The request >> Every entry that follows should be repeated exactly; drop the images.

Given entries >>
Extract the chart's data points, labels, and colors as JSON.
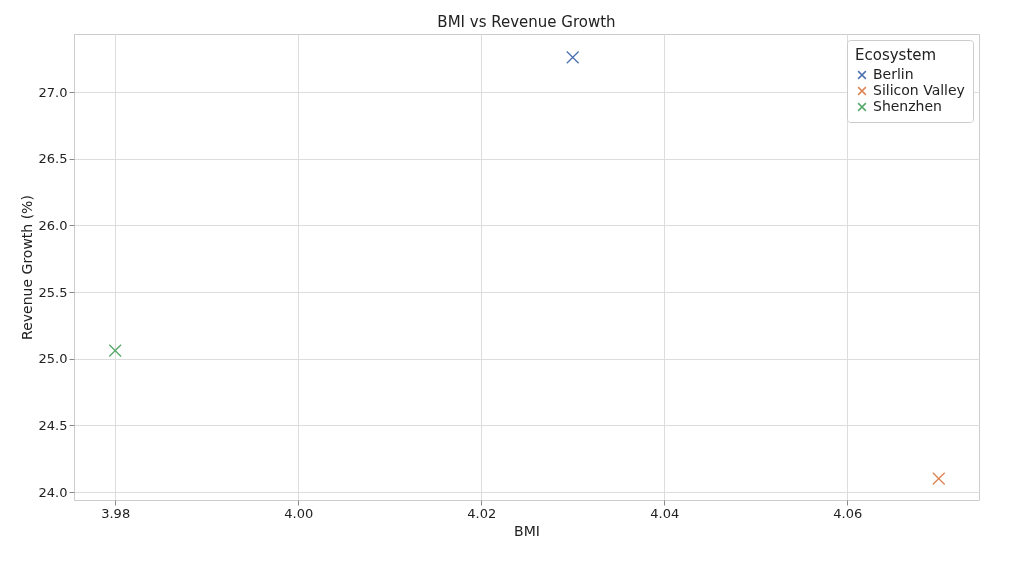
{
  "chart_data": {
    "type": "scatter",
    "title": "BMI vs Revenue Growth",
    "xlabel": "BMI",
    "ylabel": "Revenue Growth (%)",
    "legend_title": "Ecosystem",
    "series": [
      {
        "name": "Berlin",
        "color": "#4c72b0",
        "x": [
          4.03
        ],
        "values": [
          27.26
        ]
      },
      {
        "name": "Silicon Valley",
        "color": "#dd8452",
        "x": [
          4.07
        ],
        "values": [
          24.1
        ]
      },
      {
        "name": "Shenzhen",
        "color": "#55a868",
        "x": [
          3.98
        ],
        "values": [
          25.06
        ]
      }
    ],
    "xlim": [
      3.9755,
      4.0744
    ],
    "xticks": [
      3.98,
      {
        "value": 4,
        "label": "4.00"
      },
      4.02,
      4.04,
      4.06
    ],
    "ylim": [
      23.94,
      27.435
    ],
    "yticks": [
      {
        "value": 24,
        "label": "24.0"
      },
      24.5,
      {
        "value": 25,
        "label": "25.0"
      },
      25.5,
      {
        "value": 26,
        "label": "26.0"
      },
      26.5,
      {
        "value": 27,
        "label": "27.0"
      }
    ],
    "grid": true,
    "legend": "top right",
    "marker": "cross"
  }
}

Solution to this exercise >>
Extract the chart's data points, labels, and colors as JSON.
{
  "chart_data": {
    "type": "scatter",
    "title": "BMI vs Revenue Growth",
    "xlabel": "BMI",
    "ylabel": "Revenue Growth (%)",
    "legend_title": "Ecosystem",
    "series": [
      {
        "name": "Berlin",
        "color": "#4c72b0",
        "x": [
          4.03
        ],
        "values": [
          27.26
        ]
      },
      {
        "name": "Silicon Valley",
        "color": "#dd8452",
        "x": [
          4.07
        ],
        "values": [
          24.1
        ]
      },
      {
        "name": "Shenzhen",
        "color": "#55a868",
        "x": [
          3.98
        ],
        "values": [
          25.06
        ]
      }
    ],
    "xlim": [
      3.9755,
      4.0744
    ],
    "xticks": [
      3.98,
      {
        "value": 4,
        "label": "4.00"
      },
      4.02,
      4.04,
      4.06
    ],
    "ylim": [
      23.94,
      27.435
    ],
    "yticks": [
      {
        "value": 24,
        "label": "24.0"
      },
      24.5,
      {
        "value": 25,
        "label": "25.0"
      },
      25.5,
      {
        "value": 26,
        "label": "26.0"
      },
      26.5,
      {
        "value": 27,
        "label": "27.0"
      }
    ],
    "grid": true,
    "legend": "top right",
    "marker": "cross"
  }
}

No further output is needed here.